>>>>
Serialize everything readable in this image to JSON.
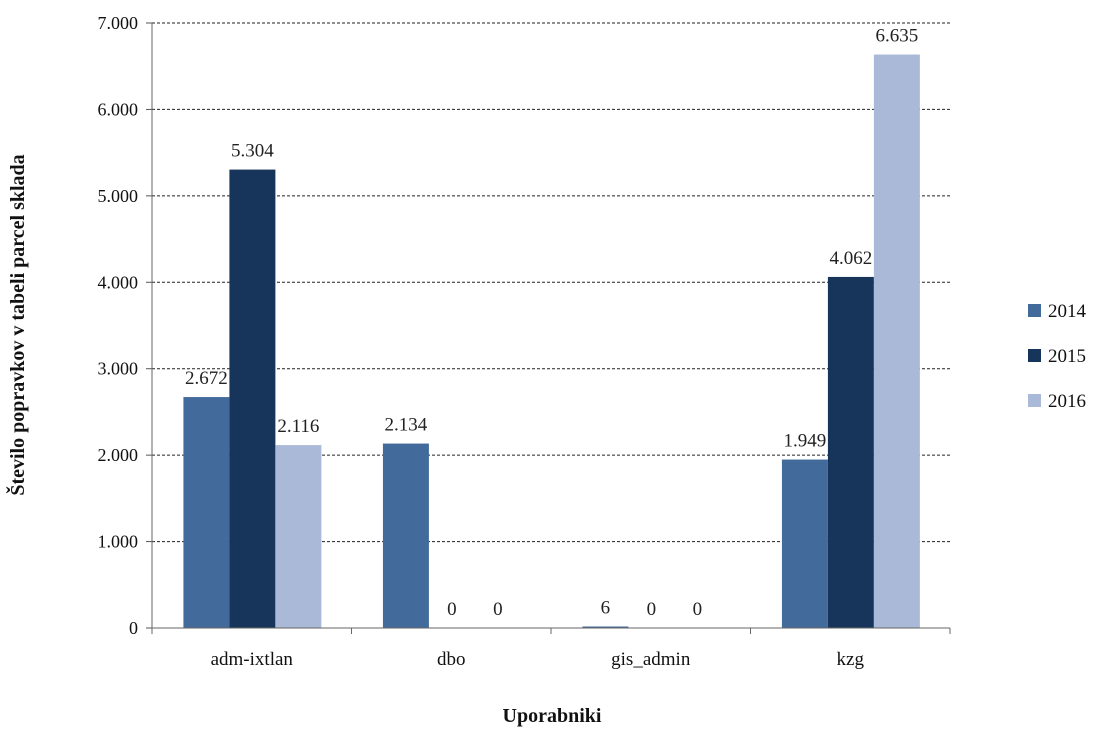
{
  "chart_data": {
    "type": "bar",
    "title": "",
    "xlabel": "Uporabniki",
    "ylabel": "Število popravkov v tabeli parcel sklada",
    "categories": [
      "adm-ixtlan",
      "dbo",
      "gis_admin",
      "kzg"
    ],
    "series": [
      {
        "name": "2014",
        "color": "#426a9a",
        "values": [
          2672,
          2134,
          6,
          1949
        ],
        "labels": [
          "2.672",
          "2.134",
          "6",
          "1.949"
        ]
      },
      {
        "name": "2015",
        "color": "#17355b",
        "values": [
          5304,
          0,
          0,
          4062
        ],
        "labels": [
          "5.304",
          "0",
          "0",
          "4.062"
        ]
      },
      {
        "name": "2016",
        "color": "#aab9d7",
        "values": [
          2116,
          0,
          0,
          6635
        ],
        "labels": [
          "2.116",
          "0",
          "0",
          "6.635"
        ]
      }
    ],
    "ylim": [
      0,
      7000
    ],
    "yticks": [
      0,
      1000,
      2000,
      3000,
      4000,
      5000,
      6000,
      7000
    ],
    "ytick_labels": [
      "0",
      "1.000",
      "2.000",
      "3.000",
      "4.000",
      "5.000",
      "6.000",
      "7.000"
    ],
    "grid": true,
    "grid_style": "dashed",
    "legend_position": "right"
  }
}
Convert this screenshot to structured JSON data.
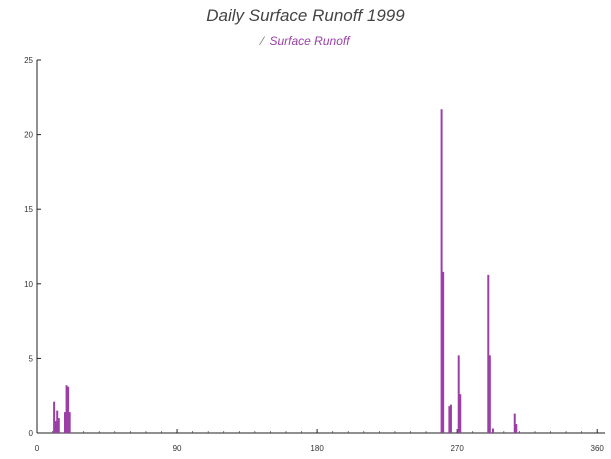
{
  "chart_data": {
    "type": "bar",
    "title": "Daily Surface Runoff 1999",
    "xlabel": "",
    "ylabel": "",
    "xlim": [
      0,
      365
    ],
    "ylim": [
      0,
      25
    ],
    "x_ticks": [
      0,
      90,
      180,
      270,
      360
    ],
    "y_ticks": [
      0,
      5,
      10,
      15,
      20,
      25
    ],
    "grid": false,
    "legend": "top-center",
    "series": [
      {
        "name": "Surface Runoff",
        "color": "#9b3fa6",
        "points": [
          {
            "x": 11,
            "y": 2.1
          },
          {
            "x": 12,
            "y": 0.8
          },
          {
            "x": 13,
            "y": 1.5
          },
          {
            "x": 14,
            "y": 1.0
          },
          {
            "x": 18,
            "y": 1.4
          },
          {
            "x": 19,
            "y": 3.2
          },
          {
            "x": 20,
            "y": 3.1
          },
          {
            "x": 21,
            "y": 1.4
          },
          {
            "x": 260,
            "y": 21.7
          },
          {
            "x": 261,
            "y": 10.8
          },
          {
            "x": 265,
            "y": 1.8
          },
          {
            "x": 266,
            "y": 1.9
          },
          {
            "x": 271,
            "y": 5.2
          },
          {
            "x": 272,
            "y": 2.6
          },
          {
            "x": 290,
            "y": 10.6
          },
          {
            "x": 291,
            "y": 5.2
          },
          {
            "x": 293,
            "y": 0.3
          },
          {
            "x": 307,
            "y": 1.3
          },
          {
            "x": 308,
            "y": 0.6
          }
        ]
      }
    ]
  }
}
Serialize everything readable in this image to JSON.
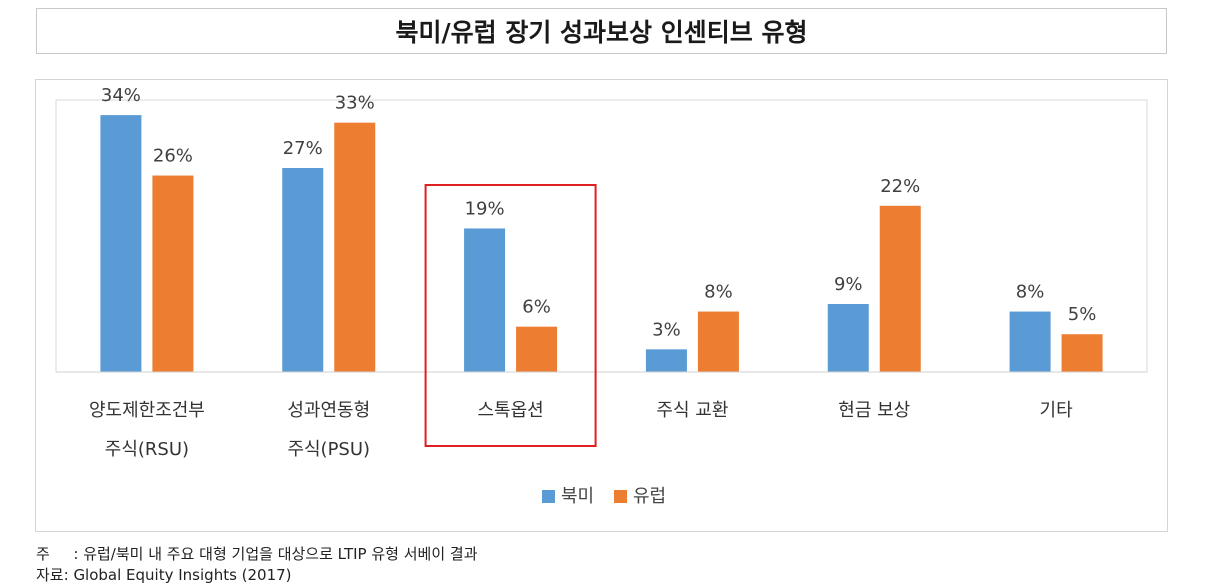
{
  "title": "북미/유럽 장기 성과보상 인센티브 유형",
  "chart_data": {
    "type": "bar",
    "categories": [
      [
        "양도제한조건부",
        "주식(RSU)"
      ],
      [
        "성과연동형",
        "주식(PSU)"
      ],
      [
        "스톡옵션"
      ],
      [
        "주식 교환"
      ],
      [
        "현금 보상"
      ],
      [
        "기타"
      ]
    ],
    "series": [
      {
        "name": "북미",
        "color": "#5b9bd5",
        "values": [
          34,
          27,
          19,
          3,
          9,
          8
        ],
        "labels": [
          "34%",
          "27%",
          "19%",
          "3%",
          "9%",
          "8%"
        ]
      },
      {
        "name": "유럽",
        "color": "#ed7d31",
        "values": [
          26,
          33,
          6,
          8,
          22,
          5
        ],
        "labels": [
          "26%",
          "33%",
          "6%",
          "8%",
          "22%",
          "5%"
        ]
      }
    ],
    "ylim": [
      0,
      36
    ],
    "highlight_category": 2,
    "highlight_color": "#e02020",
    "legend_position": "bottom"
  },
  "footnote": {
    "note_label": "주",
    "note_text": ": 유럽/북미 내 주요 대형 기업을 대상으로 LTIP 유형 서베이 결과",
    "source_label": "자료:",
    "source_text": "Global Equity Insights (2017)"
  }
}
<<<<
● **EXERCISE OBJECTIVE**
Find each line in the records holding the string "title" and show it.

● **RESULT**
    "title": "",
    "title": "Daily Surface Runoff 1999",
  "title": "북미/유럽 장기 성과보상 인센티브 유형",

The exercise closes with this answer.